[Figure record listings]
== == ==
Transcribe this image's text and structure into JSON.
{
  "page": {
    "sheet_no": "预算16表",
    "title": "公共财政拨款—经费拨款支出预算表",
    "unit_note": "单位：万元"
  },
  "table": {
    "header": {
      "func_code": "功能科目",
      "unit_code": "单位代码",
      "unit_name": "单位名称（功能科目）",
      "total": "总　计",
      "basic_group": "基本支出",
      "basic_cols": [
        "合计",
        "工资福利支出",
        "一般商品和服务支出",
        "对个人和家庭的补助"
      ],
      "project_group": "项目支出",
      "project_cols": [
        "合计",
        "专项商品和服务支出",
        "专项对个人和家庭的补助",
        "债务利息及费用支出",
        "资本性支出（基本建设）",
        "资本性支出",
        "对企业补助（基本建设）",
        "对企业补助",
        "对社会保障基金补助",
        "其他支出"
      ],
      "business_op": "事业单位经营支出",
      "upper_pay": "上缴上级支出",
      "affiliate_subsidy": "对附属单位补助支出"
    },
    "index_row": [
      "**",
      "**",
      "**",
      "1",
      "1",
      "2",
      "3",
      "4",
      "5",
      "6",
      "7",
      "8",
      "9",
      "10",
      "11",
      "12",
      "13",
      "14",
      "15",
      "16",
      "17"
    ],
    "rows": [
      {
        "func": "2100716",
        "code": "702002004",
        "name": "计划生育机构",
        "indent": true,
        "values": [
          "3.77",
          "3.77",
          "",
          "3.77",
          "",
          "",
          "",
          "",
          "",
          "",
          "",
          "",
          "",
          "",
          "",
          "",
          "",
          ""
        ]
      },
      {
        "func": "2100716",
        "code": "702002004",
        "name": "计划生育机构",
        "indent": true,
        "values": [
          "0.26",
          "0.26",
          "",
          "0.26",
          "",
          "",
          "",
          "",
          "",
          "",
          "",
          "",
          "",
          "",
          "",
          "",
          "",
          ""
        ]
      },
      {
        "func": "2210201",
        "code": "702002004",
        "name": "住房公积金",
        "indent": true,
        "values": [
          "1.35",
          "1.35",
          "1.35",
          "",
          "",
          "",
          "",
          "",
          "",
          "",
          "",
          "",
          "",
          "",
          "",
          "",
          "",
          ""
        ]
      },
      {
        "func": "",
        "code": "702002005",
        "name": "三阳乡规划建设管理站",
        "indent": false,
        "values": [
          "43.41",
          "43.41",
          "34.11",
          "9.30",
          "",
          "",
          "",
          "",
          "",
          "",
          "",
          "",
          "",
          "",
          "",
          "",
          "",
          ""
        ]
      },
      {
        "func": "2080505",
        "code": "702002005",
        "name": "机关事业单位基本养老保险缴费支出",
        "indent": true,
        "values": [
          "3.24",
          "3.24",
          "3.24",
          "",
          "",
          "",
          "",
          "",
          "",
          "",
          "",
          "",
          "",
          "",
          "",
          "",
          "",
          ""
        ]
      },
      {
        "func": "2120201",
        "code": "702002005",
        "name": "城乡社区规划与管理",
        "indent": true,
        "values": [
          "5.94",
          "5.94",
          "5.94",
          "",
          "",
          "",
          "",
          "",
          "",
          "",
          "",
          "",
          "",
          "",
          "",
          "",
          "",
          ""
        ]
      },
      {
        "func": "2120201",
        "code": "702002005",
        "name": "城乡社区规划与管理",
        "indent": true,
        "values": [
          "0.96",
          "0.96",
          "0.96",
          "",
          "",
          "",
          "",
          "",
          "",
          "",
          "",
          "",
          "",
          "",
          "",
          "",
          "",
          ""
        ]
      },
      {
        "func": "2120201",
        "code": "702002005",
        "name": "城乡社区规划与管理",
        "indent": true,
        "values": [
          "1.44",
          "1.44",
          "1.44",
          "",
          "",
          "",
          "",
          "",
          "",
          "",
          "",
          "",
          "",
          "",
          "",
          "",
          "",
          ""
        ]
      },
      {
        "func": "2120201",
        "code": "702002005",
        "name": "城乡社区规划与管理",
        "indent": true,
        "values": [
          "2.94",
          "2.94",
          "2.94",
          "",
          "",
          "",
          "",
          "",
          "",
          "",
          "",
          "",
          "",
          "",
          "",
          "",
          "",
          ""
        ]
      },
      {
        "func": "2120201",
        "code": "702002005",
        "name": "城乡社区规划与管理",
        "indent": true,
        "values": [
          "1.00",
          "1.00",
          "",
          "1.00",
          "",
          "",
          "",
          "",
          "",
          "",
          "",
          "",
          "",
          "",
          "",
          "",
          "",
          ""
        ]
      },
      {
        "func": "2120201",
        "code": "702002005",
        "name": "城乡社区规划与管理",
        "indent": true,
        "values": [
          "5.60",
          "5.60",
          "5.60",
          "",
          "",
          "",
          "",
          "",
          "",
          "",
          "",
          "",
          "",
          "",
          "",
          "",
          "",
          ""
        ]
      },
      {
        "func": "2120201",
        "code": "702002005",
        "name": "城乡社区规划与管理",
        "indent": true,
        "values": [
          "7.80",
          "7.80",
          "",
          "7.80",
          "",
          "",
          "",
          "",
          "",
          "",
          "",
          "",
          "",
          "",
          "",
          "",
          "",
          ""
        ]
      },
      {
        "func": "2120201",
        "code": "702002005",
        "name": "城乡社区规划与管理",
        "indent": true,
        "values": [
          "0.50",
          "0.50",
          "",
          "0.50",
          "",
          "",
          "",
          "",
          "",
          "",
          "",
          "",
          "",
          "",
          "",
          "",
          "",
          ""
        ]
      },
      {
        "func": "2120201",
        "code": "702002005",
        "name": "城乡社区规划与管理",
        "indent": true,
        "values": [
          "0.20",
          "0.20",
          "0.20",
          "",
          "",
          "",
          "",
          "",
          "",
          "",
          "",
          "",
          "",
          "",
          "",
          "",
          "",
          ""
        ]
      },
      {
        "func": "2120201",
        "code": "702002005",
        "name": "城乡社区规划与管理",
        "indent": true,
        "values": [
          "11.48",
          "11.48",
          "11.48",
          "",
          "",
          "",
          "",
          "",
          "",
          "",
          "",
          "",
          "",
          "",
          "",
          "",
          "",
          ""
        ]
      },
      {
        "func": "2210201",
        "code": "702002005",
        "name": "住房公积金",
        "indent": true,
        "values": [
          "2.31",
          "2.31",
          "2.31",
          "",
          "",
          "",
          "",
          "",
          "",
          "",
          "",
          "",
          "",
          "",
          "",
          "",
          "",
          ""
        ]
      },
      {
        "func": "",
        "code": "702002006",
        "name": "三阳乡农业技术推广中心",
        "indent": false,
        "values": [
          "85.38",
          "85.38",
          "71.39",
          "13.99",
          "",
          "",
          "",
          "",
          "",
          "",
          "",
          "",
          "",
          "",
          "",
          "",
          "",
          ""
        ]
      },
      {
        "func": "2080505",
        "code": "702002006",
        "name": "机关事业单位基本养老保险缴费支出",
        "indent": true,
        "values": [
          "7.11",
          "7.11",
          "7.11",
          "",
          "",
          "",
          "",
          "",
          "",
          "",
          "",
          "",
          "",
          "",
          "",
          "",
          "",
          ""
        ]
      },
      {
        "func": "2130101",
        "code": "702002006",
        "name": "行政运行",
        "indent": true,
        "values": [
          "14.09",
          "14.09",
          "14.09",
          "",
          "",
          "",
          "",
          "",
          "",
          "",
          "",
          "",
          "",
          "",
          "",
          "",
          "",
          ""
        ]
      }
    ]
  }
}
== == ==
* **TASK DIRECTIONS**:
The listing above must be transcribed exactly, line by line.

* **WRITTEN RESPONSE**:
Transcribe this image's text and structure into JSON.
{
  "page": {
    "sheet_no": "预算16表",
    "title": "公共财政拨款—经费拨款支出预算表",
    "unit_note": "单位：万元"
  },
  "table": {
    "header": {
      "func_code": "功能科目",
      "unit_code": "单位代码",
      "unit_name": "单位名称（功能科目）",
      "total": "总　计",
      "basic_group": "基本支出",
      "basic_cols": [
        "合计",
        "工资福利支出",
        "一般商品和服务支出",
        "对个人和家庭的补助"
      ],
      "project_group": "项目支出",
      "project_cols": [
        "合计",
        "专项商品和服务支出",
        "专项对个人和家庭的补助",
        "债务利息及费用支出",
        "资本性支出（基本建设）",
        "资本性支出",
        "对企业补助（基本建设）",
        "对企业补助",
        "对社会保障基金补助",
        "其他支出"
      ],
      "business_op": "事业单位经营支出",
      "upper_pay": "上缴上级支出",
      "affiliate_subsidy": "对附属单位补助支出"
    },
    "index_row": [
      "**",
      "**",
      "**",
      "1",
      "1",
      "2",
      "3",
      "4",
      "5",
      "6",
      "7",
      "8",
      "9",
      "10",
      "11",
      "12",
      "13",
      "14",
      "15",
      "16",
      "17"
    ],
    "rows": [
      {
        "func": "2100716",
        "code": "702002004",
        "name": "计划生育机构",
        "indent": true,
        "values": [
          "3.77",
          "3.77",
          "",
          "3.77",
          "",
          "",
          "",
          "",
          "",
          "",
          "",
          "",
          "",
          "",
          "",
          "",
          "",
          ""
        ]
      },
      {
        "func": "2100716",
        "code": "702002004",
        "name": "计划生育机构",
        "indent": true,
        "values": [
          "0.26",
          "0.26",
          "",
          "0.26",
          "",
          "",
          "",
          "",
          "",
          "",
          "",
          "",
          "",
          "",
          "",
          "",
          "",
          ""
        ]
      },
      {
        "func": "2210201",
        "code": "702002004",
        "name": "住房公积金",
        "indent": true,
        "values": [
          "1.35",
          "1.35",
          "1.35",
          "",
          "",
          "",
          "",
          "",
          "",
          "",
          "",
          "",
          "",
          "",
          "",
          "",
          "",
          ""
        ]
      },
      {
        "func": "",
        "code": "702002005",
        "name": "三阳乡规划建设管理站",
        "indent": false,
        "values": [
          "43.41",
          "43.41",
          "34.11",
          "9.30",
          "",
          "",
          "",
          "",
          "",
          "",
          "",
          "",
          "",
          "",
          "",
          "",
          "",
          ""
        ]
      },
      {
        "func": "2080505",
        "code": "702002005",
        "name": "机关事业单位基本养老保险缴费支出",
        "indent": true,
        "values": [
          "3.24",
          "3.24",
          "3.24",
          "",
          "",
          "",
          "",
          "",
          "",
          "",
          "",
          "",
          "",
          "",
          "",
          "",
          "",
          ""
        ]
      },
      {
        "func": "2120201",
        "code": "702002005",
        "name": "城乡社区规划与管理",
        "indent": true,
        "values": [
          "5.94",
          "5.94",
          "5.94",
          "",
          "",
          "",
          "",
          "",
          "",
          "",
          "",
          "",
          "",
          "",
          "",
          "",
          "",
          ""
        ]
      },
      {
        "func": "2120201",
        "code": "702002005",
        "name": "城乡社区规划与管理",
        "indent": true,
        "values": [
          "0.96",
          "0.96",
          "0.96",
          "",
          "",
          "",
          "",
          "",
          "",
          "",
          "",
          "",
          "",
          "",
          "",
          "",
          "",
          ""
        ]
      },
      {
        "func": "2120201",
        "code": "702002005",
        "name": "城乡社区规划与管理",
        "indent": true,
        "values": [
          "1.44",
          "1.44",
          "1.44",
          "",
          "",
          "",
          "",
          "",
          "",
          "",
          "",
          "",
          "",
          "",
          "",
          "",
          "",
          ""
        ]
      },
      {
        "func": "2120201",
        "code": "702002005",
        "name": "城乡社区规划与管理",
        "indent": true,
        "values": [
          "2.94",
          "2.94",
          "2.94",
          "",
          "",
          "",
          "",
          "",
          "",
          "",
          "",
          "",
          "",
          "",
          "",
          "",
          "",
          ""
        ]
      },
      {
        "func": "2120201",
        "code": "702002005",
        "name": "城乡社区规划与管理",
        "indent": true,
        "values": [
          "1.00",
          "1.00",
          "",
          "1.00",
          "",
          "",
          "",
          "",
          "",
          "",
          "",
          "",
          "",
          "",
          "",
          "",
          "",
          ""
        ]
      },
      {
        "func": "2120201",
        "code": "702002005",
        "name": "城乡社区规划与管理",
        "indent": true,
        "values": [
          "5.60",
          "5.60",
          "5.60",
          "",
          "",
          "",
          "",
          "",
          "",
          "",
          "",
          "",
          "",
          "",
          "",
          "",
          "",
          ""
        ]
      },
      {
        "func": "2120201",
        "code": "702002005",
        "name": "城乡社区规划与管理",
        "indent": true,
        "values": [
          "7.80",
          "7.80",
          "",
          "7.80",
          "",
          "",
          "",
          "",
          "",
          "",
          "",
          "",
          "",
          "",
          "",
          "",
          "",
          ""
        ]
      },
      {
        "func": "2120201",
        "code": "702002005",
        "name": "城乡社区规划与管理",
        "indent": true,
        "values": [
          "0.50",
          "0.50",
          "",
          "0.50",
          "",
          "",
          "",
          "",
          "",
          "",
          "",
          "",
          "",
          "",
          "",
          "",
          "",
          ""
        ]
      },
      {
        "func": "2120201",
        "code": "702002005",
        "name": "城乡社区规划与管理",
        "indent": true,
        "values": [
          "0.20",
          "0.20",
          "0.20",
          "",
          "",
          "",
          "",
          "",
          "",
          "",
          "",
          "",
          "",
          "",
          "",
          "",
          "",
          ""
        ]
      },
      {
        "func": "2120201",
        "code": "702002005",
        "name": "城乡社区规划与管理",
        "indent": true,
        "values": [
          "11.48",
          "11.48",
          "11.48",
          "",
          "",
          "",
          "",
          "",
          "",
          "",
          "",
          "",
          "",
          "",
          "",
          "",
          "",
          ""
        ]
      },
      {
        "func": "2210201",
        "code": "702002005",
        "name": "住房公积金",
        "indent": true,
        "values": [
          "2.31",
          "2.31",
          "2.31",
          "",
          "",
          "",
          "",
          "",
          "",
          "",
          "",
          "",
          "",
          "",
          "",
          "",
          "",
          ""
        ]
      },
      {
        "func": "",
        "code": "702002006",
        "name": "三阳乡农业技术推广中心",
        "indent": false,
        "values": [
          "85.38",
          "85.38",
          "71.39",
          "13.99",
          "",
          "",
          "",
          "",
          "",
          "",
          "",
          "",
          "",
          "",
          "",
          "",
          "",
          ""
        ]
      },
      {
        "func": "2080505",
        "code": "702002006",
        "name": "机关事业单位基本养老保险缴费支出",
        "indent": true,
        "values": [
          "7.11",
          "7.11",
          "7.11",
          "",
          "",
          "",
          "",
          "",
          "",
          "",
          "",
          "",
          "",
          "",
          "",
          "",
          "",
          ""
        ]
      },
      {
        "func": "2130101",
        "code": "702002006",
        "name": "行政运行",
        "indent": true,
        "values": [
          "14.09",
          "14.09",
          "14.09",
          "",
          "",
          "",
          "",
          "",
          "",
          "",
          "",
          "",
          "",
          "",
          "",
          "",
          "",
          ""
        ]
      }
    ]
  }
}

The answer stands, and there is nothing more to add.